## BEGIN GIVEN TEXT

Shameless plug: This is related to a EuroPython 2022 talk I am giving, My Journey Using Docker as a Development Tool.

For most of my common dev tasks, I’ve started to rely on docker/docker compose to run commands locally. I have also started using vscode’s .devcontainers, to provide a consistent environment for all developers using a project.

The main reason for this is to avoid needing to install dependencies on my host machine. In theory, all I should need is a Docker daemon and a CLI (docker CLI) to interact with that Daemon. This also makes it far easier for any new developer to start working on my project and get set up.

What inspired me to do this change now (in my banter bus project) was I wanted to upgrade to python 3:10 to use some of the new typing features released. However when I tried to upgrade my CI pipeline started failing, after hours of trying to debug it. I ended up using Docker and everything ran smoothly.

Now to have a more consistent environment between my local environment and CI. So in theory, it means less chance of something passing locally but failing in CI.

Now we know why we want to do it. let’s look at how we do it.

Before

Let’s take a look at what a typical CI pipeline may look for a Python project (using banter bus). In this example, we will be using a FastAPI web service which uses Poetry to manage its dependencies.

image: python:3.10.5

variables:
  DOCKER_DRIVER: overlay2
  PIP_CACHE_DIR: "${CI_PROJECT_DIR}/.cache/pip"
  PIP_DOWNLOAD_DIR: ".pip"
  DOCKER_HOST: tcp://docker:2375

cache:
  key: "${CI_JOB_NAME}"

## END GIVEN TEXT
## BEGIN SUPPLIED INFORMATION

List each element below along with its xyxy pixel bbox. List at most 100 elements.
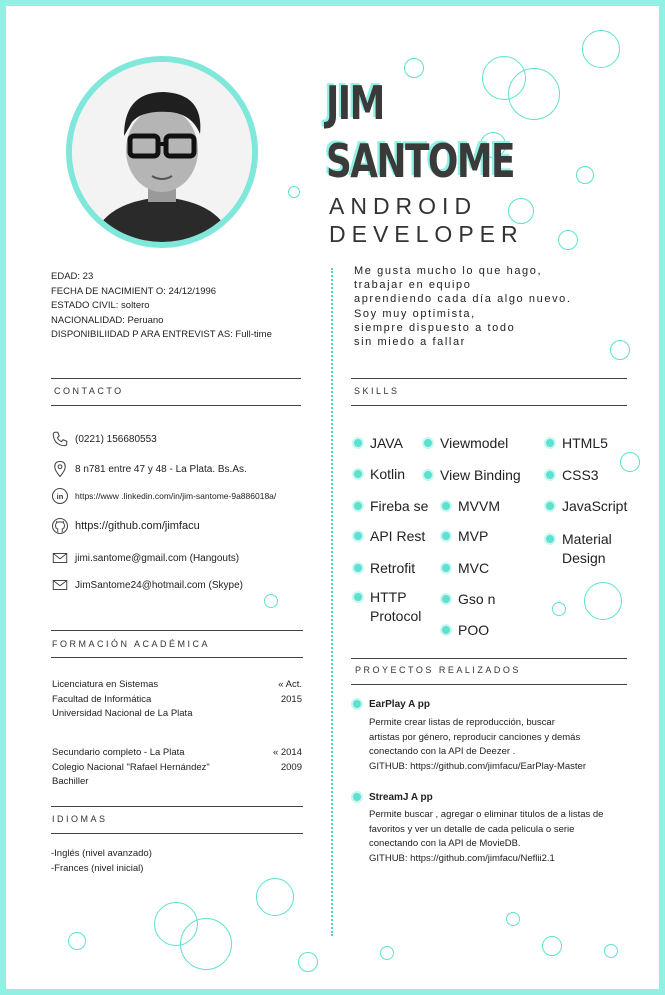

## END SUPPLIED INFORMATION

| AIM |
For each statement below, say yes or no as to whether it agrees with the post on Docker as a development tool, and quote the words of the post that decide it. 1. The author uses vscode's .devcontainers to give every developer on a project a consistent environment. 2. The example web service manages its dependencies with pip. 3. In theory, the author should need only a Docker daemon and a CLI on the host machine. The data plays no part in this work.

| TASK ANSWER |
1. Yes: "I have also started using vscode’s .devcontainers, to provide a consistent environment for all developers using a project."
2. No: "a FastAPI web service which uses Poetry to manage its dependencies."
3. Yes: "In theory, all I should need is a Docker daemon and a CLI (docker CLI) to interact with that Daemon."